EXERCISE INPUT =>
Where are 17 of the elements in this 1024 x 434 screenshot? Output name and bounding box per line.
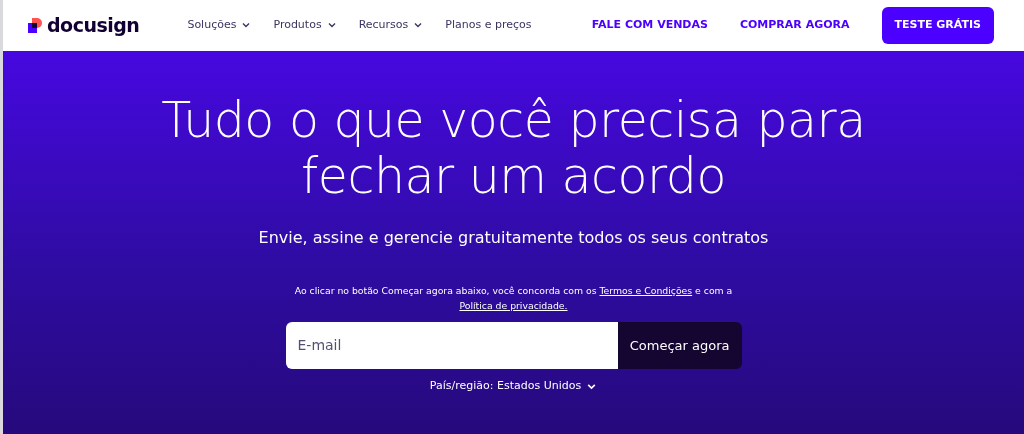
nav-menu-item[interactable]: Recursos (358, 17, 424, 34)
logo-icon (28, 18, 43, 33)
hero-title: Tudo o que você precisa para fechar um acordo (160, 93, 867, 206)
header-link[interactable]: COMPRAR AGORA (739, 17, 850, 34)
region-selector[interactable]: País/região: Estados Unidos (423, 377, 604, 396)
nav-menu-item[interactable]: Planos e preços (445, 17, 532, 34)
start-button[interactable]: Começar agora (617, 322, 742, 370)
nav-menu-item[interactable]: Soluções (187, 17, 252, 34)
nav-menu-item[interactable]: Produtos (273, 17, 337, 34)
terms-link[interactable]: Termos e Condições (599, 284, 693, 296)
header-link[interactable]: FALE COM VENDAS (591, 17, 708, 34)
hero-subtitle: Envie, assine e gerencie gratuitamente todos os seus contratos (258, 226, 769, 249)
email-field[interactable]: E-mail (285, 322, 618, 370)
consent-text: Ao clicar no botão Começar agora abaixo, você concorda com os Termos e Condições e com a Política de privacidade. (293, 283, 734, 313)
terms-link[interactable]: Política de privacidade. (459, 299, 568, 311)
trial-button[interactable]: TESTE GRÁTIS (881, 7, 994, 44)
logo-text[interactable]: docusign (47, 11, 140, 40)
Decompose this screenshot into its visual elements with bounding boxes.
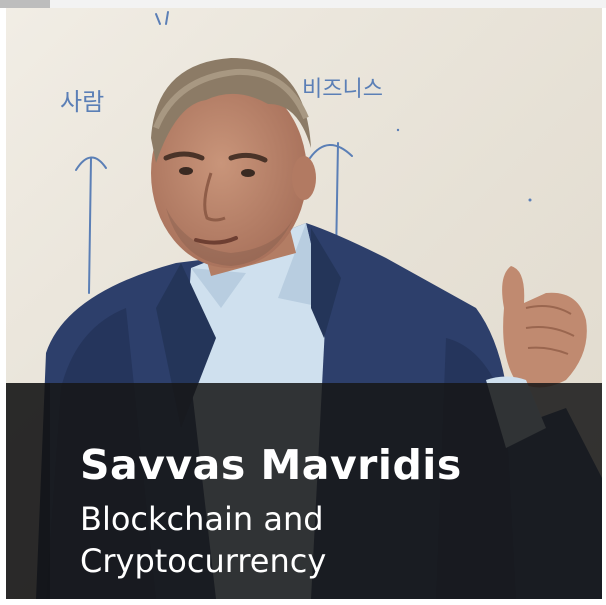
- caption-overlay: Savvas Mavridis Blockchain and Cryptocur…: [6, 383, 602, 599]
- top-tab: [0, 0, 50, 8]
- speaker-card[interactable]: 사람 비즈니스 Savvas Mavridis Blockchain and C…: [0, 0, 606, 605]
- whiteboard-right-word: 비즈니스: [302, 77, 383, 102]
- speaker-topic-line-2: Cryptocurrency: [80, 542, 327, 580]
- speaker-topic: Blockchain and Cryptocurrency: [80, 498, 560, 582]
- top-strip: [0, 0, 606, 8]
- whiteboard-left-word: 사람: [60, 88, 104, 116]
- speaker-topic-line-1: Blockchain and: [80, 500, 324, 538]
- caption-edge: [6, 383, 50, 599]
- speaker-name: Savvas Mavridis: [80, 441, 462, 489]
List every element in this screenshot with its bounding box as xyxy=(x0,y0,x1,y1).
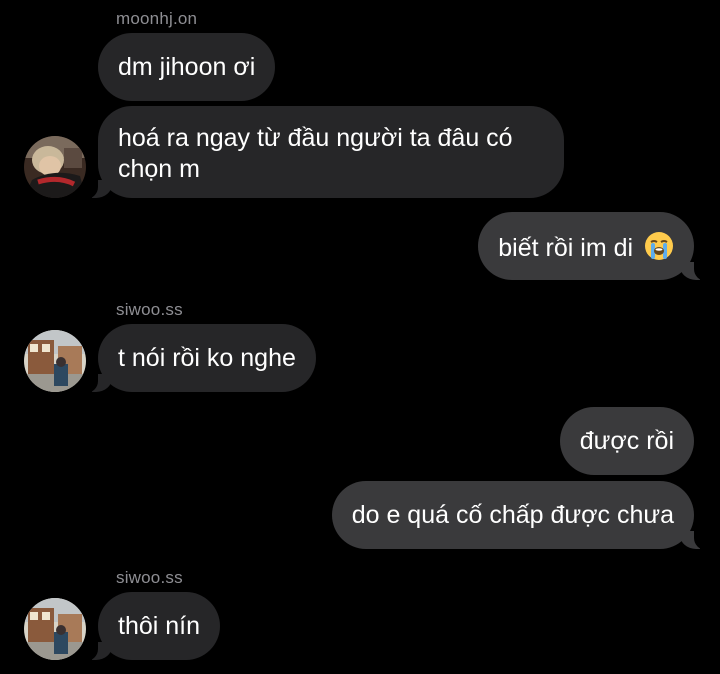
message-text: t nói rồi ko nghe xyxy=(118,344,296,372)
message-bubble-outgoing[interactable]: được rồi xyxy=(559,407,694,475)
sender-name: moonhj.on xyxy=(116,9,198,28)
message-bubble-incoming[interactable]: thôi nín xyxy=(83,592,221,661)
avatar-siwoo[interactable] xyxy=(24,598,86,660)
message-text: thôi nín xyxy=(118,612,201,640)
message-text: được rồi xyxy=(579,427,674,455)
sender-name: siwoo.ss xyxy=(116,300,183,319)
message-text: dm jihoon ơi xyxy=(118,53,256,81)
avatar-moonhj[interactable] xyxy=(24,136,86,198)
message-bubble-incoming[interactable]: hoá ra ngay từ đầu người ta đâu có chọn … xyxy=(84,106,564,199)
message-bubble-outgoing[interactable]: biết rồi im di xyxy=(478,212,708,281)
message-bubble-incoming[interactable]: dm jihoon ơi xyxy=(98,33,276,101)
message-text: do e quá cố chấp được chưa xyxy=(351,501,674,529)
message-bubble-outgoing[interactable]: do e quá cố chấp được chưa xyxy=(331,481,709,550)
message-text: hoá ra ngay từ đầu người ta đâu có chọn … xyxy=(118,124,513,183)
sender-name: siwoo.ss xyxy=(116,568,183,587)
message-text: biết rồi im di xyxy=(498,234,634,262)
avatar-siwoo[interactable] xyxy=(24,330,86,392)
loudly-crying-face-icon xyxy=(644,231,674,261)
message-bubble-incoming[interactable]: t nói rồi ko nghe xyxy=(84,324,316,393)
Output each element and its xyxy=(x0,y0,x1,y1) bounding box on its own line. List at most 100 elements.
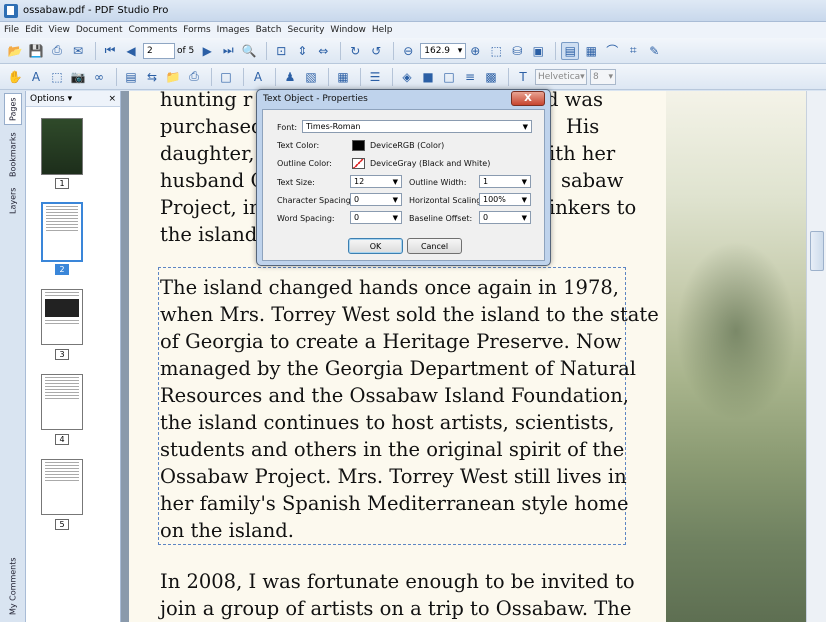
camera-icon[interactable]: 📷 xyxy=(69,68,87,86)
text-color-swatch[interactable] xyxy=(352,140,365,151)
menu-batch[interactable]: Batch xyxy=(256,25,282,35)
doc-selected-line[interactable]: Ossabaw Project. Mrs. Torrey West still … xyxy=(160,463,627,490)
menu-document[interactable]: Document xyxy=(76,25,123,35)
line-color-icon[interactable]: ■ xyxy=(419,68,437,86)
menu-comments[interactable]: Comments xyxy=(129,25,178,35)
menu-help[interactable]: Help xyxy=(372,25,393,35)
print-icon[interactable]: ⎙ xyxy=(48,42,66,60)
outline-width-select[interactable]: 1 ▼ xyxy=(479,175,531,188)
ocr-icon[interactable]: ⌒ xyxy=(603,42,621,60)
first-page-icon[interactable]: ⏮ xyxy=(101,42,119,60)
font-select[interactable]: Times-Roman ▼ xyxy=(302,120,532,133)
text-select-icon[interactable]: A xyxy=(27,68,45,86)
thumbnail-page-4[interactable] xyxy=(41,374,83,430)
find-icon[interactable]: 🔍 xyxy=(240,42,258,60)
text-color-icon[interactable]: A xyxy=(249,68,267,86)
redact-icon[interactable]: ▣ xyxy=(529,42,547,60)
text-size-label: Text Size: xyxy=(277,178,315,187)
zoom-out-icon[interactable]: ⊖ xyxy=(399,42,417,60)
folder-new-icon[interactable]: 📁 xyxy=(164,68,182,86)
doc-selected-line[interactable]: the island continues to host artists, sc… xyxy=(160,409,614,436)
prev-page-icon[interactable]: ◀ xyxy=(122,42,140,60)
doc-selected-line[interactable]: on the island. xyxy=(160,517,294,544)
opacity-icon[interactable]: ▩ xyxy=(482,68,500,86)
attach-icon[interactable]: ⇆ xyxy=(143,68,161,86)
stamp-icon[interactable]: ⛁ xyxy=(508,42,526,60)
doc-line: husband C xyxy=(160,169,266,192)
align-icon[interactable]: ☰ xyxy=(366,68,384,86)
word-spacing-select[interactable]: 0 ▼ xyxy=(350,211,402,224)
thumbnail-page-5[interactable] xyxy=(41,459,83,515)
tab-my-comments[interactable]: My Comments xyxy=(4,557,22,615)
image-icon[interactable]: ▧ xyxy=(302,68,320,86)
fit-width-icon[interactable]: ⇔ xyxy=(314,42,332,60)
grid-icon[interactable]: ▦ xyxy=(334,68,352,86)
marquee-zoom-icon[interactable]: ⬚ xyxy=(487,42,505,60)
doc-selected-line[interactable]: Resources and the Ossabaw Island Foundat… xyxy=(160,382,629,409)
save-icon[interactable]: 💾 xyxy=(27,42,45,60)
menu-file[interactable]: File xyxy=(4,25,19,35)
snapshot-icon[interactable]: ⬚ xyxy=(48,68,66,86)
fit-page-icon[interactable]: ⇕ xyxy=(293,42,311,60)
thumbnail-page-2[interactable] xyxy=(41,202,83,262)
email-icon[interactable]: ✉ xyxy=(69,42,87,60)
sign-icon[interactable]: ✎ xyxy=(645,42,663,60)
dialog-close-button[interactable]: X xyxy=(511,91,545,106)
rectangle-icon[interactable]: □ xyxy=(217,68,235,86)
actual-size-icon[interactable]: ⊡ xyxy=(272,42,290,60)
page-number-input[interactable]: 2 xyxy=(143,42,175,59)
menu-forms[interactable]: Forms xyxy=(183,25,210,35)
font-name-select[interactable]: Helvetica ▾ xyxy=(535,68,587,85)
doc-selected-line[interactable]: students and others in the original spir… xyxy=(160,436,624,463)
stamp-person-icon[interactable]: ♟ xyxy=(281,68,299,86)
tab-pages[interactable]: Pages xyxy=(4,93,22,125)
cancel-button[interactable]: Cancel xyxy=(407,238,462,254)
crop-icon[interactable]: ⌗ xyxy=(624,42,642,60)
options-menu[interactable]: Options ▾ xyxy=(30,94,72,104)
last-page-icon[interactable]: ⏭ xyxy=(219,42,237,60)
close-icon[interactable]: × xyxy=(108,94,116,104)
hand-tool-icon[interactable]: ✋ xyxy=(6,68,24,86)
doc-selected-line[interactable]: her family's Spanish Mediterranean style… xyxy=(160,490,629,517)
menu-security[interactable]: Security xyxy=(287,25,324,35)
thumbnail-page-1[interactable] xyxy=(41,118,83,175)
tab-layers[interactable]: Layers xyxy=(4,185,22,217)
h-scaling-select[interactable]: 100% ▼ xyxy=(479,193,531,206)
menu-edit[interactable]: Edit xyxy=(25,25,42,35)
doc-selected-line[interactable]: The island changed hands once again in 1… xyxy=(160,274,619,301)
doc-selected-line[interactable]: when Mrs. Torrey West sold the island to… xyxy=(160,301,659,328)
ok-button[interactable]: OK xyxy=(348,238,403,254)
thumbnail-page-3[interactable] xyxy=(41,289,83,345)
menu-window[interactable]: Window xyxy=(330,25,366,35)
note-icon[interactable]: ▤ xyxy=(122,68,140,86)
baseline-offset-select[interactable]: 0 ▼ xyxy=(479,211,531,224)
printer-icon[interactable]: ⎙ xyxy=(185,68,203,86)
edit-content-icon[interactable]: ▤ xyxy=(561,41,580,60)
rotate-ccw-icon[interactable]: ↺ xyxy=(367,42,385,60)
form-fields-icon[interactable]: ▦ xyxy=(582,42,600,60)
text-size-select[interactable]: 12 ▼ xyxy=(350,175,402,188)
vertical-scrollbar[interactable] xyxy=(806,91,826,622)
font-tool-icon[interactable]: T xyxy=(514,68,532,86)
doc-selected-line[interactable]: managed by the Georgia Department of Nat… xyxy=(160,355,636,382)
pages-panel: Options ▾ × 1 2 3 4 5 xyxy=(26,91,121,622)
doc-selected-line[interactable]: of Georgia to create a Heritage Preserve… xyxy=(160,328,622,355)
scrollbar-thumb[interactable] xyxy=(810,231,824,271)
font-size-select[interactable]: 8 ▾ xyxy=(590,68,616,85)
open-folder-icon[interactable]: 📂 xyxy=(6,42,24,60)
zoom-input[interactable]: 162.9 ▾ xyxy=(420,42,467,59)
char-spacing-select[interactable]: 0 ▼ xyxy=(350,193,402,206)
menu-view[interactable]: View xyxy=(49,25,70,35)
rotate-cw-icon[interactable]: ↻ xyxy=(346,42,364,60)
outline-color-label: Outline Color: xyxy=(277,159,332,168)
fill-color-icon[interactable]: ◈ xyxy=(398,68,416,86)
line-width-icon[interactable]: ≡ xyxy=(461,68,479,86)
tab-bookmarks[interactable]: Bookmarks xyxy=(4,131,22,179)
zoom-in-icon[interactable]: ⊕ xyxy=(466,42,484,60)
outline-color-value: DeviceGray (Black and White) xyxy=(370,159,491,168)
menu-images[interactable]: Images xyxy=(217,25,250,35)
binoculars-icon[interactable]: ∞ xyxy=(90,68,108,86)
next-page-icon[interactable]: ▶ xyxy=(198,42,216,60)
border-icon[interactable]: □ xyxy=(440,68,458,86)
outline-color-swatch[interactable] xyxy=(352,158,365,169)
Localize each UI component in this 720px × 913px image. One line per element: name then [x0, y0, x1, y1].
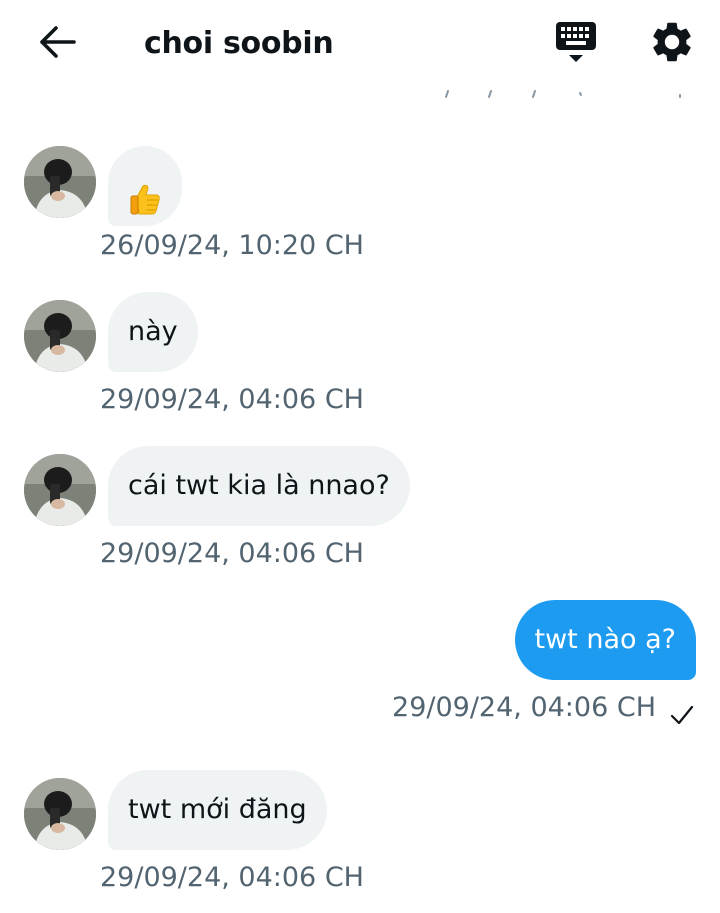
avatar[interactable]: [24, 300, 96, 372]
message-bubble-incoming[interactable]: [108, 146, 182, 226]
message-bubble-incoming[interactable]: twt mới đăng: [108, 770, 327, 850]
avatar-photo: [24, 300, 96, 372]
sent-checkmark-icon: [670, 704, 694, 726]
arrow-left-icon: [40, 26, 76, 58]
message-timestamp: 29/09/24, 04:06 CH: [100, 862, 364, 893]
message-timestamp: 29/09/24, 04:06 CH: [100, 384, 364, 415]
message-bubble-incoming[interactable]: cái twt kia là nnao?: [108, 446, 410, 526]
avatar[interactable]: [24, 454, 96, 526]
keyboard-button[interactable]: [552, 20, 600, 66]
back-button[interactable]: [34, 24, 78, 60]
thumbs-up-icon: [127, 169, 163, 214]
message-timestamp: 29/09/24, 04:06 CH: [100, 538, 364, 569]
keyboard-icon: [556, 22, 596, 62]
conversation-title[interactable]: choi soobin: [144, 26, 334, 61]
message-timestamp: 26/09/24, 10:20 CH: [100, 230, 364, 261]
conversation-header: choi soobin: [0, 0, 720, 92]
avatar-photo: [24, 146, 96, 218]
avatar[interactable]: [24, 778, 96, 850]
message-bubble-outgoing[interactable]: twt nào ạ?: [514, 600, 696, 680]
avatar-photo: [24, 778, 96, 850]
avatar-photo: [24, 454, 96, 526]
avatar[interactable]: [24, 146, 96, 218]
message-bubble-incoming[interactable]: này: [108, 292, 198, 372]
clipped-timestamp-remnant: [438, 86, 688, 100]
gear-icon: [653, 22, 691, 62]
settings-button[interactable]: [648, 18, 696, 66]
message-timestamp: 29/09/24, 04:06 CH: [392, 692, 656, 723]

WHAT YOU HAVE TO DO => Recast the records above as a numbered list, leaving out blank lines. Begin at the line that has "camera-icon[interactable]: 📷 xyxy=(69,68,87,86)" and stop after the line that has "folder-new-icon[interactable]: 📁 xyxy=(164,68,182,86)".

SOLUTION TO THIS EXERCISE =>
1. camera-icon[interactable]: 📷 xyxy=(69,68,87,86)
2. text-color-swatch[interactable] xyxy=(352,140,365,151)
3. menu-batch[interactable]: Batch xyxy=(256,25,282,35)
4. doc-selected-line[interactable]: Ossabaw Project. Mrs. Torrey West still … xyxy=(160,463,627,490)
5. menu-document[interactable]: Document xyxy=(76,25,123,35)
6. line-color-icon[interactable]: ■ xyxy=(419,68,437,86)
7. menu-comments[interactable]: Comments xyxy=(129,25,178,35)
8. menu-help[interactable]: Help xyxy=(372,25,393,35)
9. print-icon[interactable]: ⎙ xyxy=(48,42,66,60)
10. outline-width-select[interactable]: 1 ▼ xyxy=(479,175,531,188)
11. ocr-icon[interactable]: ⌒ xyxy=(603,42,621,60)
12. first-page-icon[interactable]: ⏮ xyxy=(101,42,119,60)
13. font-select[interactable]: Times-Roman ▼ xyxy=(302,120,532,133)
14. text-select-icon[interactable]: A xyxy=(27,68,45,86)
15. thumbnail-page-4[interactable] xyxy=(41,374,83,430)
16. find-icon[interactable]: 🔍 xyxy=(240,42,258,60)
17. text-color-icon[interactable]: A xyxy=(249,68,267,86)
18. redact-icon[interactable]: ▣ xyxy=(529,42,547,60)
19. text-size-label: Text Size: xyxy=(277,178,315,187)
20. zoom-out-icon[interactable]: ⊖ xyxy=(399,42,417,60)
21. folder-new-icon[interactable]: 📁 xyxy=(164,68,182,86)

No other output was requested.